STATED EXERCISE: Gather the lines that hold the string "League".

DATA LINES:

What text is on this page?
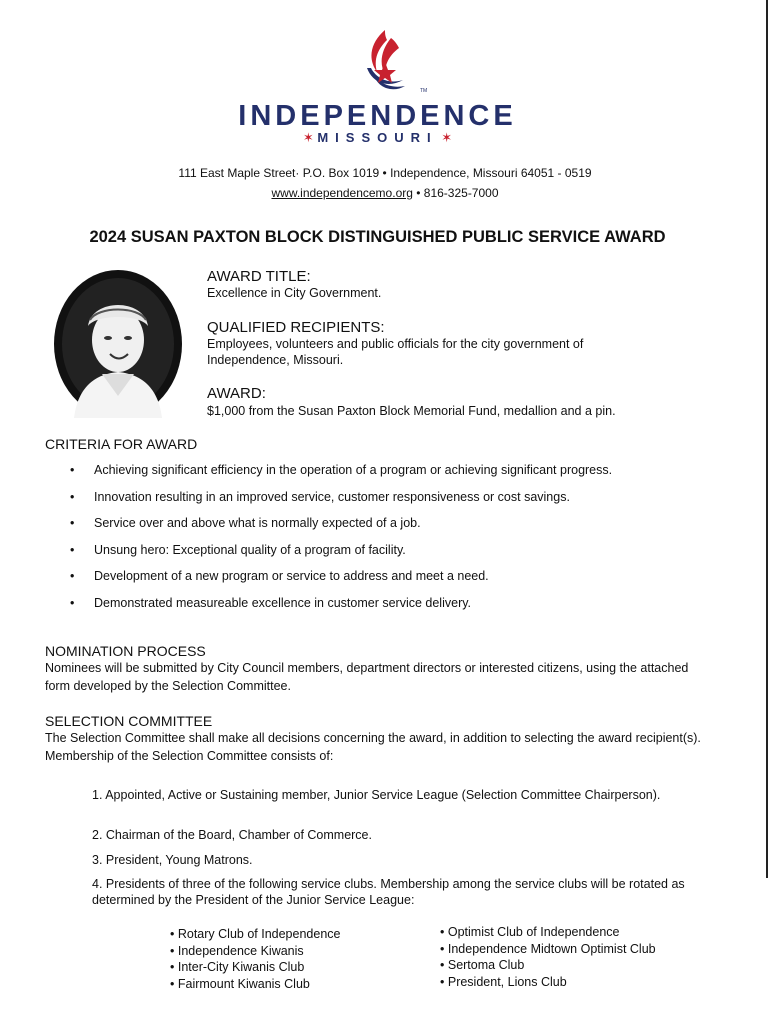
TM
INDEPENDENCE
✶ MISSOURI ✶
111 East Maple Street· P.O. Box 1019 • Independence, Missouri 64051 - 0519
www.independencemo.org • 816-325-7000
2024 SUSAN PAXTON BLOCK DISTINGUISHED PUBLIC SERVICE AWARD
AWARD TITLE:
Excellence in City Government.
QUALIFIED RECIPIENTS:
Employees, volunteers and public officials for the city government of Independence, Missouri.
AWARD:
$1,000 from the Susan Paxton Block Memorial Fund, medallion and a pin.
CRITERIA FOR AWARD
• Achieving significant efficiency in the operation of a program or achieving significant progress.
• Innovation resulting in an improved service, customer responsiveness or cost savings.
• Service over and above what is normally expected of a job.
• Unsung hero: Exceptional quality of a program of facility.
• Development of a new program or service to address and meet a need.
• Demonstrated measureable excellence in customer service delivery.
NOMINATION PROCESS
Nominees will be submitted by City Council members, department directors or interested citizens, using the attached form developed by the Selection Committee.
SELECTION COMMITTEE
The Selection Committee shall make all decisions concerning the award, in addition to selecting the award recipient(s). Membership of the Selection Committee consists of:
1. Appointed, Active or Sustaining member, Junior Service League (Selection Committee Chairperson).
2. Chairman of the Board, Chamber of Commerce.
3. President, Young Matrons.
4. Presidents of three of the following service clubs. Membership among the service clubs will be rotated as determined by the President of the Junior Service League:
• Rotary Club of Independence
• Independence Kiwanis
• Inter-City Kiwanis Club
• Fairmount Kiwanis Club
• Optimist Club of Independence
• Independence Midtown Optimist Club
• Sertoma Club
• President, Lions Club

RESPONSE BELOW:
1. Appointed, Active or Sustaining member, Junior Service League (Selection Committee Chairperson).
4. Presidents of three of the following service clubs. Membership among the service clubs will be rotated as determined by the President of the Junior Service League:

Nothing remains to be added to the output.